[Some records]
# # # # # # #
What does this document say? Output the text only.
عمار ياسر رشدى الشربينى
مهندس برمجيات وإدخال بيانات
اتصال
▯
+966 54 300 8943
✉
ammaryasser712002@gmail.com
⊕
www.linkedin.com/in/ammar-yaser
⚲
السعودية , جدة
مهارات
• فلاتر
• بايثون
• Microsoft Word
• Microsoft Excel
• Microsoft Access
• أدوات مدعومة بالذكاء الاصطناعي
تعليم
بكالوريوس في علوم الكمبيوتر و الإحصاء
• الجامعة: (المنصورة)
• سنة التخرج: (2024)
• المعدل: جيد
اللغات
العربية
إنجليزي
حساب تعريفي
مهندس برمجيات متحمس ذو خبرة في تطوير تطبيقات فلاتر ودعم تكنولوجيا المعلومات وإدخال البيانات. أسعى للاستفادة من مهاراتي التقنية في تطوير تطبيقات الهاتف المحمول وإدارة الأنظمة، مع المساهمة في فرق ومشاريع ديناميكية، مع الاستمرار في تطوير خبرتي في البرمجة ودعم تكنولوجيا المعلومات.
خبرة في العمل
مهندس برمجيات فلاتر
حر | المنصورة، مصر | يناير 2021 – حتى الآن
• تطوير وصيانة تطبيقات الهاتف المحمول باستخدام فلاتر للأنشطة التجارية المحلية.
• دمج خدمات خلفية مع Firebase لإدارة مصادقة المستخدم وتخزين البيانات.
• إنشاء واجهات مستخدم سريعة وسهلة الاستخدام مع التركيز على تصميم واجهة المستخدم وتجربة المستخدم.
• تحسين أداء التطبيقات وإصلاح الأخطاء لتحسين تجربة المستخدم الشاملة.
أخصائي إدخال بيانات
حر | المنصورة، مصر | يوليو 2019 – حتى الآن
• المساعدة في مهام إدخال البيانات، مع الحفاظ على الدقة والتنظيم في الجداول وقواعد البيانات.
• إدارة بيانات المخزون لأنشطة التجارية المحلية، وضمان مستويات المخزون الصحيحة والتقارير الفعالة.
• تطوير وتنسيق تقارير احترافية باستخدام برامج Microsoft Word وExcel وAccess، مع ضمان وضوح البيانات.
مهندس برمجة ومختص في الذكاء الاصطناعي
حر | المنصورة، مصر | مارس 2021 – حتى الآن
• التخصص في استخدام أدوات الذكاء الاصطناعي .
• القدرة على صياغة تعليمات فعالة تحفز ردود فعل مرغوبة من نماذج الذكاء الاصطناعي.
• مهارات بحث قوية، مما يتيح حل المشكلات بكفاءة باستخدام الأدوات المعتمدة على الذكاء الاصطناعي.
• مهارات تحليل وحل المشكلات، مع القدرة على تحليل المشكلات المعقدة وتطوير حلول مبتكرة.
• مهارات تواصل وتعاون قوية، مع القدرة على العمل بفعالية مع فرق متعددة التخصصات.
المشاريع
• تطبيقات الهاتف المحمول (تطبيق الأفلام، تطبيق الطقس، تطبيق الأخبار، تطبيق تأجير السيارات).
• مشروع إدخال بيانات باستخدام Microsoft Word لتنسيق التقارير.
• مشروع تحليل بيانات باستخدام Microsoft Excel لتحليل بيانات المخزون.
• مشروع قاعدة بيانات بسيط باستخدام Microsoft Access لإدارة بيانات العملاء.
# # # # # # #
- **Required work**
Copy each line of the data that contains the word "وإدخال".

- **Output**
مهندس برمجيات وإدخال بيانات
مهندس برمجيات متحمس ذو خبرة في تطوير تطبيقات فلاتر ودعم تكنولوجيا المعلومات وإدخال البيانات. أسعى للاستفادة من مهاراتي التقنية في تطوير تطبيقات الهاتف المحمول وإدارة الأنظمة، مع المساهمة في فرق ومشاريع ديناميكية، مع الاستمرار في تطوير خبرتي في البرمجة ودعم تكنولوجيا المعلومات.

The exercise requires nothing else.